**EXERCISE AIM**
Could you copy every line from the material below in which "sender" appears?

**Items from a data source**
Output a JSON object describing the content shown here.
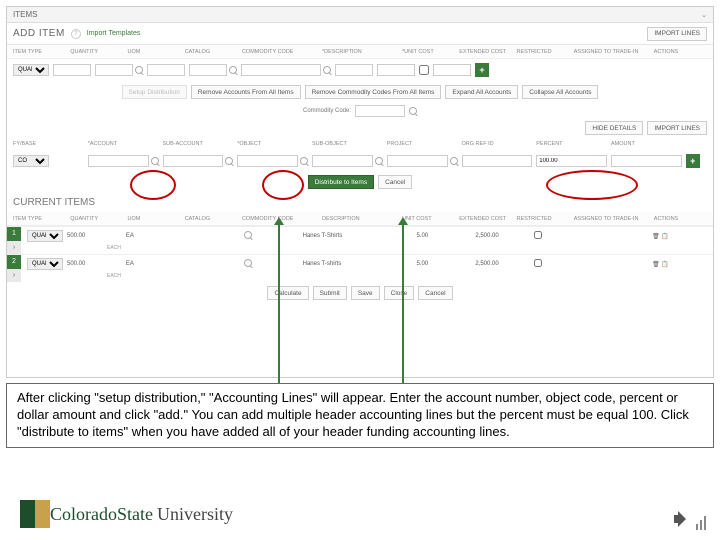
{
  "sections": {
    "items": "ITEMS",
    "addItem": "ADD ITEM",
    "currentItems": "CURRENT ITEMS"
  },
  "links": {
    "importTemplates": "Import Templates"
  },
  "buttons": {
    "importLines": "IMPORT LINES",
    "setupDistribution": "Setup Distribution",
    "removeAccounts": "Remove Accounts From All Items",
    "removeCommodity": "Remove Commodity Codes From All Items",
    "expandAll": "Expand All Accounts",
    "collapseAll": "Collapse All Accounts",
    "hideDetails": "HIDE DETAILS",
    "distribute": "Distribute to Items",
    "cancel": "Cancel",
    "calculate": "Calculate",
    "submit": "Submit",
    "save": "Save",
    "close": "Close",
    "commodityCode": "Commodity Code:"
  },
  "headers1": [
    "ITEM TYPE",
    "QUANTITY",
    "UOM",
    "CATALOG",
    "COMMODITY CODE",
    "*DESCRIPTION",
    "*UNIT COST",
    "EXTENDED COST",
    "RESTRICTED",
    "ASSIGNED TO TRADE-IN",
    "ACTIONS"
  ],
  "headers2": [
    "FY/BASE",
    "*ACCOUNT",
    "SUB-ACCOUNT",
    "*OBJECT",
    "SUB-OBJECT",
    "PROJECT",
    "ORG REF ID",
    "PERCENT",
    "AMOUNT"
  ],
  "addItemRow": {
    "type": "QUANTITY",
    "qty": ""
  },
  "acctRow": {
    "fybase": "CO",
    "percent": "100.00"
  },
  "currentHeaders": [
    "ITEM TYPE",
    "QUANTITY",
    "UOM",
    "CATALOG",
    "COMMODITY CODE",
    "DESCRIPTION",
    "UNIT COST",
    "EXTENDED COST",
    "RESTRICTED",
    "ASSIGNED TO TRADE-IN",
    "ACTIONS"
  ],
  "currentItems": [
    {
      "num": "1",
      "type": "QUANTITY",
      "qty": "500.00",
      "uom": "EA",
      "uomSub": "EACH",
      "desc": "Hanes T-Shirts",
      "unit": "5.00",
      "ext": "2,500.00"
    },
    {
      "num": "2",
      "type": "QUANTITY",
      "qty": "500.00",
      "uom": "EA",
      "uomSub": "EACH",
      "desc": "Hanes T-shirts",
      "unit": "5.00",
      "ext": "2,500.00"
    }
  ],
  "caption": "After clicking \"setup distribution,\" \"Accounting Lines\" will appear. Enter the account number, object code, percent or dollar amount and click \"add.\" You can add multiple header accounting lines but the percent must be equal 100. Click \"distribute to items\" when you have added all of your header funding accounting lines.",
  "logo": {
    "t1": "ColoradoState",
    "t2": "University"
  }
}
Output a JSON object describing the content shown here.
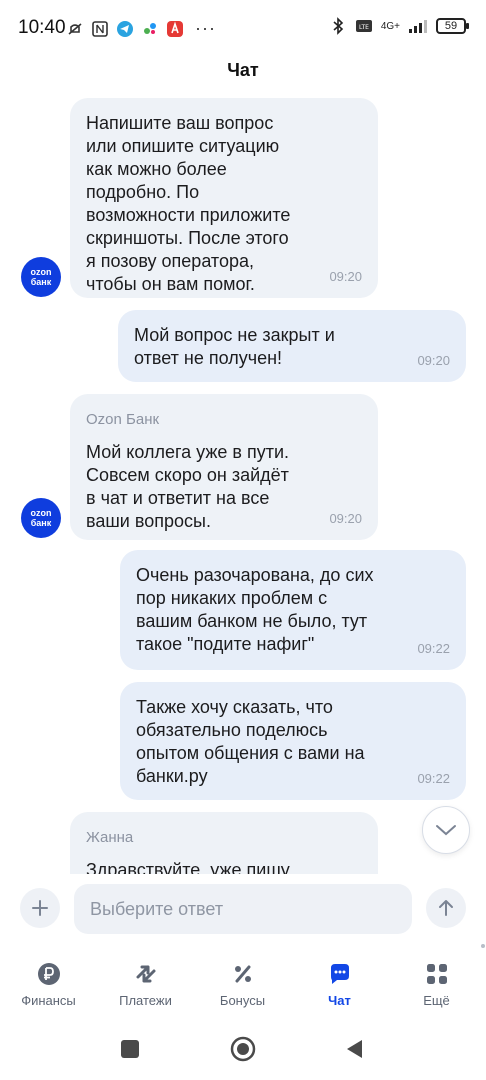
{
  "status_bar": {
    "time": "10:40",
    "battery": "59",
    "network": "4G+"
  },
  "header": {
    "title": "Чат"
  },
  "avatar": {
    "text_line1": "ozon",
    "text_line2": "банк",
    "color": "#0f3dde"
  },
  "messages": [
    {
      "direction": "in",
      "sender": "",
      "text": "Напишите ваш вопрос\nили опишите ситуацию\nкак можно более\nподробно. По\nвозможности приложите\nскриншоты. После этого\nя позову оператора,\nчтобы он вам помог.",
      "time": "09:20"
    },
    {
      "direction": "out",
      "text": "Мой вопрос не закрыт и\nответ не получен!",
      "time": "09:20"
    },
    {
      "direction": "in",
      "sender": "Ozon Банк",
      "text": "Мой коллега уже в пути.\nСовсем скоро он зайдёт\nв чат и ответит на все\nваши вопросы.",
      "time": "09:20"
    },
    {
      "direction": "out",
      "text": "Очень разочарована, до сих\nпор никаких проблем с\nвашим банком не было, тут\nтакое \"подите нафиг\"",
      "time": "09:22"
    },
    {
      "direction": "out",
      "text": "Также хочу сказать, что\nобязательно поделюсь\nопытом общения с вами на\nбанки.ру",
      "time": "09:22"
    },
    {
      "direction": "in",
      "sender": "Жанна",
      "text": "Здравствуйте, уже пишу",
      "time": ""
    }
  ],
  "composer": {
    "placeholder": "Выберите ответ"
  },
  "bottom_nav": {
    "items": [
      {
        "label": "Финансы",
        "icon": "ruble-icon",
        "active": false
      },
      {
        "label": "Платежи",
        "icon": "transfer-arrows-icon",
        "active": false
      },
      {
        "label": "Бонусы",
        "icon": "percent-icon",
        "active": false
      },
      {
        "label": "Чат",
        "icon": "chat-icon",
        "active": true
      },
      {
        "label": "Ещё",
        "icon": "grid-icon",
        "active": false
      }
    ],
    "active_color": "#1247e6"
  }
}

**OUTPUT**
      "sender": "",
      "sender": "Ozon Банк",
      "sender": "Жанна",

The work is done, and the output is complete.